Copy the rows below, replacing every "x-tick-label" with "x-axis-label" and leaving everything else as it is.

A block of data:
====

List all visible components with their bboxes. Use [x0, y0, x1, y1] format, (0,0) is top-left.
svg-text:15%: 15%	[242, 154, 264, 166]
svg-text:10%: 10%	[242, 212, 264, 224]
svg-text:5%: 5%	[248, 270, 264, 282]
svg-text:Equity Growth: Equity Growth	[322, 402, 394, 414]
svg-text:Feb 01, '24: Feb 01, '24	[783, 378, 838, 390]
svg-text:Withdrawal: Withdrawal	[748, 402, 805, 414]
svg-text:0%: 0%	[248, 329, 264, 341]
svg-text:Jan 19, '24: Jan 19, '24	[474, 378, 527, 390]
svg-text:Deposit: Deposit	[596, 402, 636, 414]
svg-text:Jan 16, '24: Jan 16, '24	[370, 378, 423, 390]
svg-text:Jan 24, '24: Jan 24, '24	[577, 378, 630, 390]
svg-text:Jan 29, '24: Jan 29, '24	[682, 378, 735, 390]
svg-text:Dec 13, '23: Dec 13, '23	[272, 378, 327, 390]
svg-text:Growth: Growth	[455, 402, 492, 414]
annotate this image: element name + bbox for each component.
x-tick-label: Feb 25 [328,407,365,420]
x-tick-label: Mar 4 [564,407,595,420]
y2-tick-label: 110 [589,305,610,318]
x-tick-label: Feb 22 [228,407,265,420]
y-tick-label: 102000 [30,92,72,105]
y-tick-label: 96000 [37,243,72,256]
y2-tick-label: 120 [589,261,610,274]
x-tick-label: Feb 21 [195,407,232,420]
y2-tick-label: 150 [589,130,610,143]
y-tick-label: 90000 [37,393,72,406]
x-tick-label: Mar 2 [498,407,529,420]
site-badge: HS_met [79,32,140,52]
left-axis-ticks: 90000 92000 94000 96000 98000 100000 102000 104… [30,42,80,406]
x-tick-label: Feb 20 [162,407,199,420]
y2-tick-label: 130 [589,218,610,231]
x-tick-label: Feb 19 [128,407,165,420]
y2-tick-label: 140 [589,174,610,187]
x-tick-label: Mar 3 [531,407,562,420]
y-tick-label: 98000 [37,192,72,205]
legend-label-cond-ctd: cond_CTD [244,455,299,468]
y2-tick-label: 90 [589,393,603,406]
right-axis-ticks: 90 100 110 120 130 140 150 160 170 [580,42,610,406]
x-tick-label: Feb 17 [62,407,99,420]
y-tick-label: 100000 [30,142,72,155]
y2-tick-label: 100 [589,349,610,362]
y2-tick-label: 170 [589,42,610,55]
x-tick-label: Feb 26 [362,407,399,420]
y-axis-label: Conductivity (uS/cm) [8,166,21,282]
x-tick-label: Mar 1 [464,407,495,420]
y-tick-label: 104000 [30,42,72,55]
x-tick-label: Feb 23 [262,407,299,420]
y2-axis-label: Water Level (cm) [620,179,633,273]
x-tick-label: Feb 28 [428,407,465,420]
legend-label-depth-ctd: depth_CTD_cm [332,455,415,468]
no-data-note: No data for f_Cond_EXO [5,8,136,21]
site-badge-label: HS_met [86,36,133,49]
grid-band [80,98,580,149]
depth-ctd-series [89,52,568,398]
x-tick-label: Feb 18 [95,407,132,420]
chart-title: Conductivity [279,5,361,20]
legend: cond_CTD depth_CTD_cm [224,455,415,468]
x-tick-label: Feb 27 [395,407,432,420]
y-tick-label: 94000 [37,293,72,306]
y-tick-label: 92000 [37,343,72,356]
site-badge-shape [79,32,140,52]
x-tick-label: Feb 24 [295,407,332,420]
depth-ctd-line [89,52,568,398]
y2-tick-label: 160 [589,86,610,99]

====

* COMPLETED EXERCISE
List all visible components with their bboxes. Use [x0, y0, x1, y1] format, (0,0) is top-left.
svg-text:15%: 15%	[242, 154, 264, 166]
svg-text:10%: 10%	[242, 212, 264, 224]
svg-text:5%: 5%	[248, 270, 264, 282]
svg-text:Equity Growth: Equity Growth	[322, 402, 394, 414]
svg-text:Feb 01, '24: Feb 01, '24	[783, 378, 838, 390]
svg-text:Withdrawal: Withdrawal	[748, 402, 805, 414]
svg-text:0%: 0%	[248, 329, 264, 341]
svg-text:Jan 19, '24: Jan 19, '24	[474, 378, 527, 390]
svg-text:Deposit: Deposit	[596, 402, 636, 414]
svg-text:Jan 16, '24: Jan 16, '24	[370, 378, 423, 390]
svg-text:Jan 24, '24: Jan 24, '24	[577, 378, 630, 390]
svg-text:Jan 29, '24: Jan 29, '24	[682, 378, 735, 390]
svg-text:Dec 13, '23: Dec 13, '23	[272, 378, 327, 390]
svg-text:Growth: Growth	[455, 402, 492, 414]
annotate this image: element name + bbox for each component.
x-axis-label: Feb 25 [328,407,365,420]
x-axis-label: Mar 4 [564,407,595,420]
y2-tick-label: 110 [589,305,610,318]
x-axis-label: Feb 22 [228,407,265,420]
y-tick-label: 102000 [30,92,72,105]
y-tick-label: 96000 [37,243,72,256]
y2-tick-label: 120 [589,261,610,274]
x-axis-label: Feb 21 [195,407,232,420]
y2-tick-label: 150 [589,130,610,143]
y-tick-label: 90000 [37,393,72,406]
x-axis-label: Mar 2 [498,407,529,420]
site-badge: HS_met [79,32,140,52]
left-axis-ticks: 90000 92000 94000 96000 98000 100000 102000 104… [30,42,80,406]
x-axis-label: Feb 20 [162,407,199,420]
y2-tick-label: 130 [589,218,610,231]
x-axis-label: Feb 19 [128,407,165,420]
y2-tick-label: 140 [589,174,610,187]
x-axis-label: Mar 3 [531,407,562,420]
y-tick-label: 98000 [37,192,72,205]
legend-label-cond-ctd: cond_CTD [244,455,299,468]
y2-tick-label: 90 [589,393,603,406]
right-axis-ticks: 90 100 110 120 130 140 150 160 170 [580,42,610,406]
x-axis-label: Feb 17 [62,407,99,420]
y-tick-label: 100000 [30,142,72,155]
y2-tick-label: 100 [589,349,610,362]
y2-tick-label: 170 [589,42,610,55]
x-axis-label: Feb 26 [362,407,399,420]
y-axis-label: Conductivity (uS/cm) [8,166,21,282]
x-axis-label: Mar 1 [464,407,495,420]
y-tick-label: 104000 [30,42,72,55]
x-axis-label: Feb 23 [262,407,299,420]
y2-axis-label: Water Level (cm) [620,179,633,273]
x-axis-label: Feb 28 [428,407,465,420]
legend-label-depth-ctd: depth_CTD_cm [332,455,415,468]
no-data-note: No data for f_Cond_EXO [5,8,136,21]
site-badge-label: HS_met [86,36,133,49]
grid-band [80,98,580,149]
depth-ctd-series [89,52,568,398]
x-axis-label: Feb 18 [95,407,132,420]
chart-title: Conductivity [279,5,361,20]
legend: cond_CTD depth_CTD_cm [224,455,415,468]
x-axis-label: Feb 27 [395,407,432,420]
y-tick-label: 94000 [37,293,72,306]
y-tick-label: 92000 [37,343,72,356]
site-badge-shape [79,32,140,52]
x-axis-label: Feb 24 [295,407,332,420]
depth-ctd-line [89,52,568,398]
y2-tick-label: 160 [589,86,610,99]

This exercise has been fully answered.